To do: Pull out every line in the data that has the string "Details" in it.

>> begin

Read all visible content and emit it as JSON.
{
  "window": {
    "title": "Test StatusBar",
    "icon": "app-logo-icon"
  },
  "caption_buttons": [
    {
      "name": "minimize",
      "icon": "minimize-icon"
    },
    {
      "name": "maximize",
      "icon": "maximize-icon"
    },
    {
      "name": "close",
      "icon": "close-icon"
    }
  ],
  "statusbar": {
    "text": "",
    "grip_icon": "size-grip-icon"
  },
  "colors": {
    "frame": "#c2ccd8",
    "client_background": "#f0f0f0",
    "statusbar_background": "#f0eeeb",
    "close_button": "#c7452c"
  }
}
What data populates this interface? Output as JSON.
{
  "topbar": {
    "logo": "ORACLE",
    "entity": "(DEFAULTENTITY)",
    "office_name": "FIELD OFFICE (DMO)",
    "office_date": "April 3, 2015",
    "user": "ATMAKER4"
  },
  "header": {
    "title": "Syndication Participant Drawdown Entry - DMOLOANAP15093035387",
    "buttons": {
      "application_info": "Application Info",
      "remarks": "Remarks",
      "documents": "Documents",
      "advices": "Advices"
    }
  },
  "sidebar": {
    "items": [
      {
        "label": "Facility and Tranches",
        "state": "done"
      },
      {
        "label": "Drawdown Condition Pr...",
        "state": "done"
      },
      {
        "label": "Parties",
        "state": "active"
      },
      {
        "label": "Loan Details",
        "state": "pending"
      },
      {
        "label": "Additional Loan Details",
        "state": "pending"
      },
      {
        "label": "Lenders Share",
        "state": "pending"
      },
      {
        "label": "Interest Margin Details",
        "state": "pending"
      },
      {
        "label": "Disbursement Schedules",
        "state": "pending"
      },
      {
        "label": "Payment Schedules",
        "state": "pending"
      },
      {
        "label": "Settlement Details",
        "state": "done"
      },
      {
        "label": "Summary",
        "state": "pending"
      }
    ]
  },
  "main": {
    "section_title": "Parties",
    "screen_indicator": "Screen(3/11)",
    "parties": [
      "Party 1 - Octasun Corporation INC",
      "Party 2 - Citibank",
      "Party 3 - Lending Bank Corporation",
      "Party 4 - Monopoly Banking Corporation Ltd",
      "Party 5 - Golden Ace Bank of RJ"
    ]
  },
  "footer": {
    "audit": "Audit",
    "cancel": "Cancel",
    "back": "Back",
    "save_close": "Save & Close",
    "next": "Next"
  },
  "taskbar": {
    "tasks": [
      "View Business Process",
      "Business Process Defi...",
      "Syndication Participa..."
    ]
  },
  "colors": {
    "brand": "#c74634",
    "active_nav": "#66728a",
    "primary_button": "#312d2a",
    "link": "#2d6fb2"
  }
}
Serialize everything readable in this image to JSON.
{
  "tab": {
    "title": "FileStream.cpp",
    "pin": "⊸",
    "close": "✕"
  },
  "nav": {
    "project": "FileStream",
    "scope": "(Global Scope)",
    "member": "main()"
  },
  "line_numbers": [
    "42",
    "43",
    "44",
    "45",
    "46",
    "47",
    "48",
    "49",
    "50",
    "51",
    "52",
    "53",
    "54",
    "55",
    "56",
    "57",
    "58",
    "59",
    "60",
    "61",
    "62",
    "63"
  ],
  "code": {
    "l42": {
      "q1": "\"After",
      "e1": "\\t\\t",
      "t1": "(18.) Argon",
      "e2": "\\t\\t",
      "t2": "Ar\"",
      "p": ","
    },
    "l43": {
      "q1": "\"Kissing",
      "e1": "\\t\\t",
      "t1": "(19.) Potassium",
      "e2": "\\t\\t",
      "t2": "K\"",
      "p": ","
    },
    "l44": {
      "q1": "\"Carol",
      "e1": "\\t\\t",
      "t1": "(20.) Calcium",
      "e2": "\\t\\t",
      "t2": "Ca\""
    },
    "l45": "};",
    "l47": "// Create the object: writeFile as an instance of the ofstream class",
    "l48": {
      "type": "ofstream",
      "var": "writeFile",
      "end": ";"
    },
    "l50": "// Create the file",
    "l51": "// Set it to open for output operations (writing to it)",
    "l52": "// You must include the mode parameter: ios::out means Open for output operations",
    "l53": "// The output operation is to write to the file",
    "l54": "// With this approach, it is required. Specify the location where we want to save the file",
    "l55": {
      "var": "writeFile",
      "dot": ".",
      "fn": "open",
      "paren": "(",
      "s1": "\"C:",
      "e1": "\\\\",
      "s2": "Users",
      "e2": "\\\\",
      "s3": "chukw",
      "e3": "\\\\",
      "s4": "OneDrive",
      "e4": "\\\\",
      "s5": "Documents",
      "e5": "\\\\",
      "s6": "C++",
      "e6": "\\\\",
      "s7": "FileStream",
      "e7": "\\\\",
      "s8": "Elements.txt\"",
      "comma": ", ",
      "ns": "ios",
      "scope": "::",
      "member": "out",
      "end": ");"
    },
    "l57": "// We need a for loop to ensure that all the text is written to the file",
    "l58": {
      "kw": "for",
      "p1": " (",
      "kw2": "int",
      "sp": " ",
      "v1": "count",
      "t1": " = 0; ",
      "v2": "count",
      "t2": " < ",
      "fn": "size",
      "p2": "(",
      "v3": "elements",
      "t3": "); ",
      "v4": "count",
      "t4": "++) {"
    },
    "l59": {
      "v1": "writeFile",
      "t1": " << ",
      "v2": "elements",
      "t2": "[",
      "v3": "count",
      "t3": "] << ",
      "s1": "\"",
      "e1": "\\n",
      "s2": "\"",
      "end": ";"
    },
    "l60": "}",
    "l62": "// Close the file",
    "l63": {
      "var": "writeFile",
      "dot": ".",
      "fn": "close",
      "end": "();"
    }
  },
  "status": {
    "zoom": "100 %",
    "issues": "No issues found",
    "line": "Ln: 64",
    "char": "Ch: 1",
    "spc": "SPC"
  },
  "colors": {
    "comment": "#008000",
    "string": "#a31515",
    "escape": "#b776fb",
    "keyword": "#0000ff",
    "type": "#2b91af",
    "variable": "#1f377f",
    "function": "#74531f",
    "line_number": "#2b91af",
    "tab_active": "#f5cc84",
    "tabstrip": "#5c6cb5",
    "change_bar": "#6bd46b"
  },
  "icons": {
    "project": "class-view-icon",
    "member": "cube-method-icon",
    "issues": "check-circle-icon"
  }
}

>> end

Exercise solution:
        "label": "Loan Details",
        "label": "Additional Loan Details",
        "label": "Interest Margin Details",
        "label": "Settlement Details",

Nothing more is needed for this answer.